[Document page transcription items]
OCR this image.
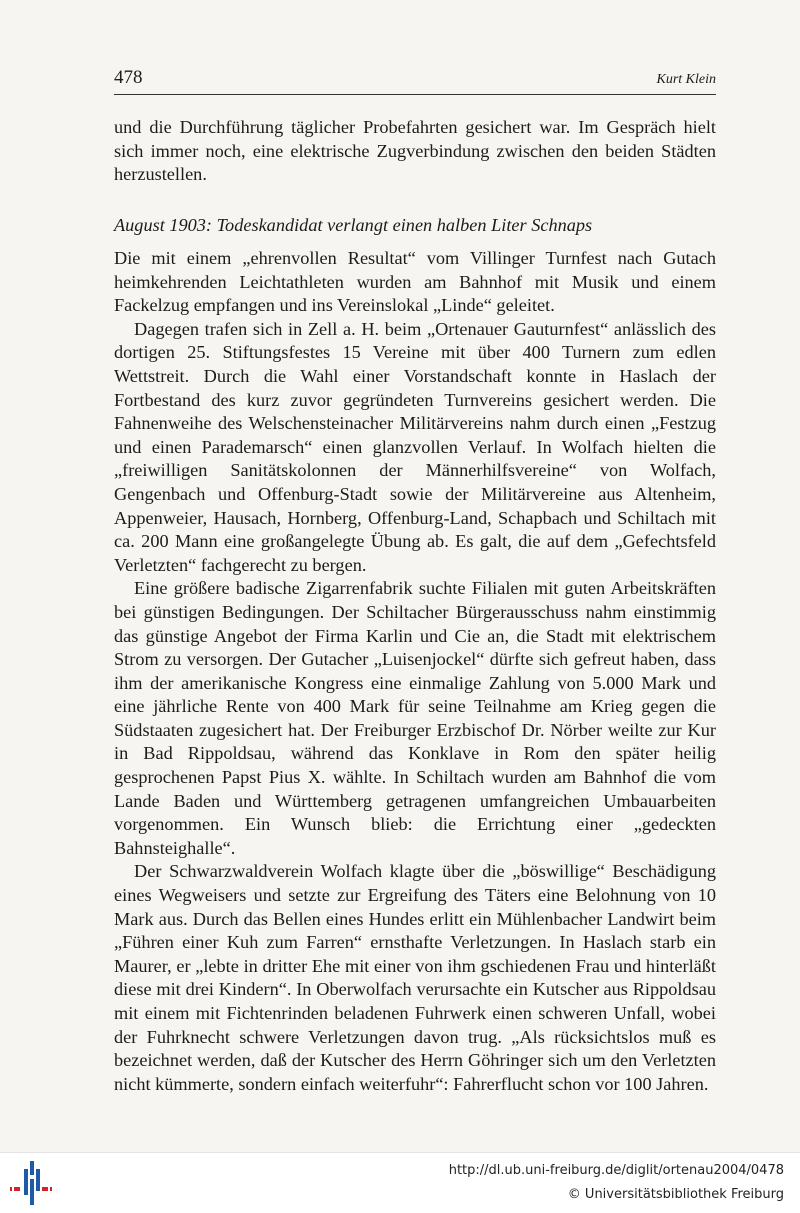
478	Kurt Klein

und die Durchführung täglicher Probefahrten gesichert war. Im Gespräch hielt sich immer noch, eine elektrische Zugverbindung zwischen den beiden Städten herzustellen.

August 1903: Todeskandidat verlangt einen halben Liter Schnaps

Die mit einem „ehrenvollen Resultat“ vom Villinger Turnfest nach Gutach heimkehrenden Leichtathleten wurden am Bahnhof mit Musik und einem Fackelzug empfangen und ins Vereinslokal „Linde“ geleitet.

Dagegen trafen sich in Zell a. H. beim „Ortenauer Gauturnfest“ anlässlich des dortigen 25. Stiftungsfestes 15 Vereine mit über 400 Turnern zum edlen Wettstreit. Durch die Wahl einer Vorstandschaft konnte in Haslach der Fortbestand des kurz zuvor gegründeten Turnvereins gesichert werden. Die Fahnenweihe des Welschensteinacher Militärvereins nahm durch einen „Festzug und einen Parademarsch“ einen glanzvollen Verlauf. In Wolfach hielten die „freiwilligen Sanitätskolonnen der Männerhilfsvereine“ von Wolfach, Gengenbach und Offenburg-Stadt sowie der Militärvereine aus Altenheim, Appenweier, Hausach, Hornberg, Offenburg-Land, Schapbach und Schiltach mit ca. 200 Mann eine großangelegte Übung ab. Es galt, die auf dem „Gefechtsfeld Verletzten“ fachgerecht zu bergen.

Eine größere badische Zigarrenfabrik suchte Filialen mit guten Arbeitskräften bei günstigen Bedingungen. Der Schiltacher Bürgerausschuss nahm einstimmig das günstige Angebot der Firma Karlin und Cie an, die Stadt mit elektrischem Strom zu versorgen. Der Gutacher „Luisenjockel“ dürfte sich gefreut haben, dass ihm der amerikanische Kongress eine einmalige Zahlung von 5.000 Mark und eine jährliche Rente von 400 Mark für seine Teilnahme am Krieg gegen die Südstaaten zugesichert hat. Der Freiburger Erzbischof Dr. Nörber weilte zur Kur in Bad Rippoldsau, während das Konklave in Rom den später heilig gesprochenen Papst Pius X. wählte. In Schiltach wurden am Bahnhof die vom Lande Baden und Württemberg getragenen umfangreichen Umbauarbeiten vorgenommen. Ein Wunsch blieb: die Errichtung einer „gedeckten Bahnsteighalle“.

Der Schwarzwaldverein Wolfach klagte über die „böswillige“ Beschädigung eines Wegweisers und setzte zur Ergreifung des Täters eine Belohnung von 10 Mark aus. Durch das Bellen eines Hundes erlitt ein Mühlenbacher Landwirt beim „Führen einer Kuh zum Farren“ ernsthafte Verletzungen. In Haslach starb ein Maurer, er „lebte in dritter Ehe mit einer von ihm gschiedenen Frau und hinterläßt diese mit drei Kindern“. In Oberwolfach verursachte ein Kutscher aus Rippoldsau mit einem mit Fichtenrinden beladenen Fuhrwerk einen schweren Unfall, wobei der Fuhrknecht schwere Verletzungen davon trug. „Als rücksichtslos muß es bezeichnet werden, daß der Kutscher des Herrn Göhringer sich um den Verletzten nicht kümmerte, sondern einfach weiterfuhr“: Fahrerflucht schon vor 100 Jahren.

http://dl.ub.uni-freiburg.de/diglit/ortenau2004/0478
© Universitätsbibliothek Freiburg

What needs to be done:
Write out the entries above verbatim; the pictures do not belong in your copy.

Exercise solution:
OCR this image.
478	Kurt Klein

und die Durchführung täglicher Probefahrten gesichert war. Im Gespräch hielt sich immer noch, eine elektrische Zugverbindung zwischen den beiden Städten herzustellen.

August 1903: Todeskandidat verlangt einen halben Liter Schnaps

Die mit einem „ehrenvollen Resultat“ vom Villinger Turnfest nach Gutach heimkehrenden Leichtathleten wurden am Bahnhof mit Musik und einem Fackelzug empfangen und ins Vereinslokal „Linde“ geleitet.

Dagegen trafen sich in Zell a. H. beim „Ortenauer Gauturnfest“ anlässlich des dortigen 25. Stiftungsfestes 15 Vereine mit über 400 Turnern zum edlen Wettstreit. Durch die Wahl einer Vorstandschaft konnte in Haslach der Fortbestand des kurz zuvor gegründeten Turnvereins gesichert werden. Die Fahnenweihe des Welschensteinacher Militärvereins nahm durch einen „Festzug und einen Parademarsch“ einen glanzvollen Verlauf. In Wolfach hielten die „freiwilligen Sanitätskolonnen der Männerhilfsvereine“ von Wolfach, Gengenbach und Offenburg-Stadt sowie der Militärvereine aus Altenheim, Appenweier, Hausach, Hornberg, Offenburg-Land, Schapbach und Schiltach mit ca. 200 Mann eine großangelegte Übung ab. Es galt, die auf dem „Gefechtsfeld Verletzten“ fachgerecht zu bergen.

Eine größere badische Zigarrenfabrik suchte Filialen mit guten Arbeitskräften bei günstigen Bedingungen. Der Schiltacher Bürgerausschuss nahm einstimmig das günstige Angebot der Firma Karlin und Cie an, die Stadt mit elektrischem Strom zu versorgen. Der Gutacher „Luisenjockel“ dürfte sich gefreut haben, dass ihm der amerikanische Kongress eine einmalige Zahlung von 5.000 Mark und eine jährliche Rente von 400 Mark für seine Teilnahme am Krieg gegen die Südstaaten zugesichert hat. Der Freiburger Erzbischof Dr. Nörber weilte zur Kur in Bad Rippoldsau, während das Konklave in Rom den später heilig gesprochenen Papst Pius X. wählte. In Schiltach wurden am Bahnhof die vom Lande Baden und Württemberg getragenen umfangreichen Umbauarbeiten vorgenommen. Ein Wunsch blieb: die Errichtung einer „gedeckten Bahnsteighalle“.

Der Schwarzwaldverein Wolfach klagte über die „böswillige“ Beschädigung eines Wegweisers und setzte zur Ergreifung des Täters eine Belohnung von 10 Mark aus. Durch das Bellen eines Hundes erlitt ein Mühlenbacher Landwirt beim „Führen einer Kuh zum Farren“ ernsthafte Verletzungen. In Haslach starb ein Maurer, er „lebte in dritter Ehe mit einer von ihm gschiedenen Frau und hinterläßt diese mit drei Kindern“. In Oberwolfach verursachte ein Kutscher aus Rippoldsau mit einem mit Fichtenrinden beladenen Fuhrwerk einen schweren Unfall, wobei der Fuhrknecht schwere Verletzungen davon trug. „Als rücksichtslos muß es bezeichnet werden, daß der Kutscher des Herrn Göhringer sich um den Verletzten nicht kümmerte, sondern einfach weiterfuhr“: Fahrerflucht schon vor 100 Jahren.

http://dl.ub.uni-freiburg.de/diglit/ortenau2004/0478
© Universitätsbibliothek Freiburg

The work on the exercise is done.